Records for the exercise:
• • • •

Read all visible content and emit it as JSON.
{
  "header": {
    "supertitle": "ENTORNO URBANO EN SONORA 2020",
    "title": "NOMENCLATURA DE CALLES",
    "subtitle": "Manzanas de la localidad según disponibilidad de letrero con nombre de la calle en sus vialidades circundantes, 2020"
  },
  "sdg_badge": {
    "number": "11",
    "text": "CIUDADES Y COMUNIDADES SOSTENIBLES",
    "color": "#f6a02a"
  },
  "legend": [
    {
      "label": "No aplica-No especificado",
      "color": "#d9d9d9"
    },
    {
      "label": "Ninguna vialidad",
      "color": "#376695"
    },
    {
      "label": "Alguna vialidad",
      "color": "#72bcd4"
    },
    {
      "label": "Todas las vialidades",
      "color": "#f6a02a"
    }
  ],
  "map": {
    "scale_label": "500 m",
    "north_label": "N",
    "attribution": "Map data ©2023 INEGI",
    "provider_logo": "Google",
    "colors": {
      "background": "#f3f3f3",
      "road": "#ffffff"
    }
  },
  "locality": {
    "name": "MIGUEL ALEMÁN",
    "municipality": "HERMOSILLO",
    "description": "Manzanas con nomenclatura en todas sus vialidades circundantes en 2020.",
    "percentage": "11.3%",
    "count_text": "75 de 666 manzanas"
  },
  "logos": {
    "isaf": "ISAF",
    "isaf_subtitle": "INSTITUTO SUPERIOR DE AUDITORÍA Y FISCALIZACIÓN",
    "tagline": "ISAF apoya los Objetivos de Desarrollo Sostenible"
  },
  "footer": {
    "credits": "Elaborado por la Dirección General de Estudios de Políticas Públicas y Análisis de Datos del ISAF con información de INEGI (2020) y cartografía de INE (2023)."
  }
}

• • • •

The request: Pull out every line holding "circundantes" from the records above, and copy it.

The answer:
    "subtitle": "Manzanas de la localidad según disponibilidad de letrero con nombre de la calle en sus vialidades circundantes, 2020"
    "description": "Manzanas con nomenclatura en todas sus vialidades circundantes en 2020.",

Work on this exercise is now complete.